Short task
Find the string "that" in the records. Copy every line it appears in.

Record extracts
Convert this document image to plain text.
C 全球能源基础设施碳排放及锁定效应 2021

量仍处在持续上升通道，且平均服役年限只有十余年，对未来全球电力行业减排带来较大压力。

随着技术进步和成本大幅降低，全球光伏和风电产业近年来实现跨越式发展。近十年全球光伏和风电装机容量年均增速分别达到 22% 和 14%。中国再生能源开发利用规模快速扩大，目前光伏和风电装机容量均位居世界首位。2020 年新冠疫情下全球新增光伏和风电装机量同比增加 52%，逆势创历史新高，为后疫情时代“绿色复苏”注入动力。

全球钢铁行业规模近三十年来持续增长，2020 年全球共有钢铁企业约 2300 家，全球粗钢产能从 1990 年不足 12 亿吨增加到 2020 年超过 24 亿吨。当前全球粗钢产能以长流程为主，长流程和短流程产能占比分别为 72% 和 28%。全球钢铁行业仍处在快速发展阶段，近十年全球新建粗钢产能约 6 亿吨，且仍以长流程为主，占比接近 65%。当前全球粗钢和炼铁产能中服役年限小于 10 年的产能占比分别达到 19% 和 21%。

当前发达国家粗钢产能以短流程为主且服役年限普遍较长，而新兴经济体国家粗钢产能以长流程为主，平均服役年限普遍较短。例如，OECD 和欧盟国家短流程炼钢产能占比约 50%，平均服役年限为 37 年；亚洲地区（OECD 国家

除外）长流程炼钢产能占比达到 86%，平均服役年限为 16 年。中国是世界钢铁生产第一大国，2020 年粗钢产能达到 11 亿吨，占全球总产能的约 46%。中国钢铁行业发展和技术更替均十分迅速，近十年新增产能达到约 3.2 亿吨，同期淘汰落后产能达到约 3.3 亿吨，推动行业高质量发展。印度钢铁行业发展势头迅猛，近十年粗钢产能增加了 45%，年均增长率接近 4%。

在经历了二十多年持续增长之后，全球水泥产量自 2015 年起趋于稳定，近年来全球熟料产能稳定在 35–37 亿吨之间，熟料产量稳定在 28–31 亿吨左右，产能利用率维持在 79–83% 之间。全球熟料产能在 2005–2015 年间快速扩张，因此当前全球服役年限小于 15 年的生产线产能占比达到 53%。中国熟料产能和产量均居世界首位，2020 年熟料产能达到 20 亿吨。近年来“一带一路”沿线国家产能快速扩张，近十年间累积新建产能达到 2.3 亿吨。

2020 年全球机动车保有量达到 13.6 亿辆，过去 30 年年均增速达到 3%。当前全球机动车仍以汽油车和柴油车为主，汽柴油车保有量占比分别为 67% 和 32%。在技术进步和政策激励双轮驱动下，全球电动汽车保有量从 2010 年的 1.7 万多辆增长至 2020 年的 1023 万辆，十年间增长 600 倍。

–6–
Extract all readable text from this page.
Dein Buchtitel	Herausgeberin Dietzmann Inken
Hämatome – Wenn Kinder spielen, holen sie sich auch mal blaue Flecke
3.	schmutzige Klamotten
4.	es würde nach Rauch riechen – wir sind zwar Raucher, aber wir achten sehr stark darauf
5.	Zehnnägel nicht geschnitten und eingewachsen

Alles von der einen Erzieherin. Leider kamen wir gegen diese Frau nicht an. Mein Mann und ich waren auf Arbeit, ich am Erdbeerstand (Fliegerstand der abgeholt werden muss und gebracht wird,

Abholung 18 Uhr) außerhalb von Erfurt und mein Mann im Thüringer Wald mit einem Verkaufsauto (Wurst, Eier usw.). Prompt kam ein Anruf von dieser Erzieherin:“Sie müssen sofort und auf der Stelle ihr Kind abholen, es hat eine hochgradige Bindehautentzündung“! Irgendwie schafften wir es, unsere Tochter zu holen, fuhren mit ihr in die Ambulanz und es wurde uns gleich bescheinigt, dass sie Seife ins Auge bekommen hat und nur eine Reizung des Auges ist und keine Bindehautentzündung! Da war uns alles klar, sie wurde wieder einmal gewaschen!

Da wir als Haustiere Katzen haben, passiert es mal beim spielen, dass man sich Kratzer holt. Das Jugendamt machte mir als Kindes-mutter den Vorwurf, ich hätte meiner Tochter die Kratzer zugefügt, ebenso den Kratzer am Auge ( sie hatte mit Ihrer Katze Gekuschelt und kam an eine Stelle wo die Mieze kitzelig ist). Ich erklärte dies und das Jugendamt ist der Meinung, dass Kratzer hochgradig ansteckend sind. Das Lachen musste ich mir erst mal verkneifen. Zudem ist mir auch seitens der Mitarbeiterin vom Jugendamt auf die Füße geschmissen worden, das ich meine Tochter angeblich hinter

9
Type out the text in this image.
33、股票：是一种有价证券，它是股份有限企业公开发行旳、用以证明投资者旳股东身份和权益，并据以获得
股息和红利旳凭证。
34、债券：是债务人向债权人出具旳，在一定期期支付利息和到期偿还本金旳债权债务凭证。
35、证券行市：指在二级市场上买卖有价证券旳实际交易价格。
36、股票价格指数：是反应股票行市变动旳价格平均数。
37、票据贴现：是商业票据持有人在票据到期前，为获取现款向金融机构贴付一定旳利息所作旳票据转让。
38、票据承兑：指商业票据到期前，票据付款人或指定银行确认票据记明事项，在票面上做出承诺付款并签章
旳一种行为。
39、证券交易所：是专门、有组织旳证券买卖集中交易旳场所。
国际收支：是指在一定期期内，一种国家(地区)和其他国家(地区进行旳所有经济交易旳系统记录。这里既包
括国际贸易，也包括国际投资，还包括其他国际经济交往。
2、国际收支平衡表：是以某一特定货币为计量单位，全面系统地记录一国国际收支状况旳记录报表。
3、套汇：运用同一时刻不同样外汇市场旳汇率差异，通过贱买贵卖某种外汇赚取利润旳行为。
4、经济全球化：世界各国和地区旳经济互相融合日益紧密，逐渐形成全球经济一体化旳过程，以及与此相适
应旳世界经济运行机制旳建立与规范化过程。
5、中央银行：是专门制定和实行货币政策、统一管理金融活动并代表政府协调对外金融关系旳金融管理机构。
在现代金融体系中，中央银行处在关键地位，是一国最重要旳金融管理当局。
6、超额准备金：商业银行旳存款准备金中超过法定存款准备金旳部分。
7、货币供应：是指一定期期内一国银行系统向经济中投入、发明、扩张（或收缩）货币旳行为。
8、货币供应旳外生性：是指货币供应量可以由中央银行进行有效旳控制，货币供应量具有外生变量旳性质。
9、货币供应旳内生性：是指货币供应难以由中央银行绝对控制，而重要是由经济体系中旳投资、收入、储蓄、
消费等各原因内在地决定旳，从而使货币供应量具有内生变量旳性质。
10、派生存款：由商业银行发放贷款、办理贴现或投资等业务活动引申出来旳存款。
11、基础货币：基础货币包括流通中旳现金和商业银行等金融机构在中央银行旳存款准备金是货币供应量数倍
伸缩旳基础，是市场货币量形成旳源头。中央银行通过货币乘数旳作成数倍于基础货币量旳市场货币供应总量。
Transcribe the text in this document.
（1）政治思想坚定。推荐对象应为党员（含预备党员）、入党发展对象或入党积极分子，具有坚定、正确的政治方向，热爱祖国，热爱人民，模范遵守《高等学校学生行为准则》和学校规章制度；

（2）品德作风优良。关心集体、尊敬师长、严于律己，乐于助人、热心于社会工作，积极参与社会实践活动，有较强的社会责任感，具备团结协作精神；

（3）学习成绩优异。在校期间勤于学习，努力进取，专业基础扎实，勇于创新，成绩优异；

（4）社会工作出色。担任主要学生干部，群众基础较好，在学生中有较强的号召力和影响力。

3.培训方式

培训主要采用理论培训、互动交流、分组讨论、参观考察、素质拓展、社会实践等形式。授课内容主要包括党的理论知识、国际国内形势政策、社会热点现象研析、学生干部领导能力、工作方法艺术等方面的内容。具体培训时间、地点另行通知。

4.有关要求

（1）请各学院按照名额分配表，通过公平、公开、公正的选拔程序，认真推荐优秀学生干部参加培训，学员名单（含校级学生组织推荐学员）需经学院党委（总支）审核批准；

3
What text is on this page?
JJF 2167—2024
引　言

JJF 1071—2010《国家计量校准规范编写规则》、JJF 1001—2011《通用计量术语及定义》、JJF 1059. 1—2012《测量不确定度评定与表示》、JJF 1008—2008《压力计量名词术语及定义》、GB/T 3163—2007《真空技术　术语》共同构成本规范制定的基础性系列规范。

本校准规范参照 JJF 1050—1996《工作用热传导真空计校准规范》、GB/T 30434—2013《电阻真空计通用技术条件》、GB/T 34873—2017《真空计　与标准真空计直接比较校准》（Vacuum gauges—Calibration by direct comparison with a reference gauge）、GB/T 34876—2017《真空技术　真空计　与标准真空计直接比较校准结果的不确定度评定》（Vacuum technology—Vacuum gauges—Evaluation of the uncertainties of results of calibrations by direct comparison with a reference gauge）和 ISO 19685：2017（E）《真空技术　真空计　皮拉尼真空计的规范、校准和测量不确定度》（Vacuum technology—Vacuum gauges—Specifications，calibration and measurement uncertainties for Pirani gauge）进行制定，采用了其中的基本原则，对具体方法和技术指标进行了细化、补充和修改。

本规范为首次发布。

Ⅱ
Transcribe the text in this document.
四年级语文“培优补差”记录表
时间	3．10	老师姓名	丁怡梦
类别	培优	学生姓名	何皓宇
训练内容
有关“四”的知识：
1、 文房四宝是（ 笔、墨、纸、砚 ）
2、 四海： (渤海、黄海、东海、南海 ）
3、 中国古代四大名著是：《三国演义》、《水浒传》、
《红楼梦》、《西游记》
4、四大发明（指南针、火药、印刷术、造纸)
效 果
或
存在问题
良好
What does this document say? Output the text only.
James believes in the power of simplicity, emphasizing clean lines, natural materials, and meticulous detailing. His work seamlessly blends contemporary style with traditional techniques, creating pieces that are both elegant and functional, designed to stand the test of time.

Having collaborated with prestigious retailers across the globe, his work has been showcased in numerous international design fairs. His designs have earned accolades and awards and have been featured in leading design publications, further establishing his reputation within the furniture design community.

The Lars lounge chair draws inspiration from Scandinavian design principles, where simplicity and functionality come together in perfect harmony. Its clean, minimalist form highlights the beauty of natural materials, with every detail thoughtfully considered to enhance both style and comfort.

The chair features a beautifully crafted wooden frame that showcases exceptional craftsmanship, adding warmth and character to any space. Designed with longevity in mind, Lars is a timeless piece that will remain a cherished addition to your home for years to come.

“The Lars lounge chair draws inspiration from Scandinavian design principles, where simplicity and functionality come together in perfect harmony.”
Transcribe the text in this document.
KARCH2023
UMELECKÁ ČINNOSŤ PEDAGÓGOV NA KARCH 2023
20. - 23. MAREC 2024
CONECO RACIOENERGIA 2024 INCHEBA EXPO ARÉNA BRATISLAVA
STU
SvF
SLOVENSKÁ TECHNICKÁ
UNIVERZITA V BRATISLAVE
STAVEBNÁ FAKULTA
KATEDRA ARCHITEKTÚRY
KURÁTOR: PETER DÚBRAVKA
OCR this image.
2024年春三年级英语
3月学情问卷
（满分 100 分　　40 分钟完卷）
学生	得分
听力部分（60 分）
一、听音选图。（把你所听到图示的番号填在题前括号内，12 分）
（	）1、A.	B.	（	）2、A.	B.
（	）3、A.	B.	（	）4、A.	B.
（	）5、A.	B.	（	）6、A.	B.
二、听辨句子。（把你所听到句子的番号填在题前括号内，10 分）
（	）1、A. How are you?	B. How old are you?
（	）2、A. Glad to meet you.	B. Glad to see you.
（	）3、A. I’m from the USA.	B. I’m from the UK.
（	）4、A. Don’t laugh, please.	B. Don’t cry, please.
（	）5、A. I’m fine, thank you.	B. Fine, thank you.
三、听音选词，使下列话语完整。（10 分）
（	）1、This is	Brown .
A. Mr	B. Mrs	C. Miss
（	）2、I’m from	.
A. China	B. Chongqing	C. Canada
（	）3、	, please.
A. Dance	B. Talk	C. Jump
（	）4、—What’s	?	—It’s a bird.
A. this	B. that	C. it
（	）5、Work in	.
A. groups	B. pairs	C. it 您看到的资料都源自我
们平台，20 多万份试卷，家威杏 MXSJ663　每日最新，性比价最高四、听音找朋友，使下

Finished task
James believes in the power of simplicity, emphasizing clean lines, natural materials, and meticulous detailing. His work seamlessly blends contemporary style with traditional techniques, creating pieces that are both elegant and functional, designed to stand the test of time.
The chair features a beautifully crafted wooden frame that showcases exceptional craftsmanship, adding warmth and character to any space. Designed with longevity in mind, Lars is a timeless piece that will remain a cherished addition to your home for years to come.
A. this	B. that	C. it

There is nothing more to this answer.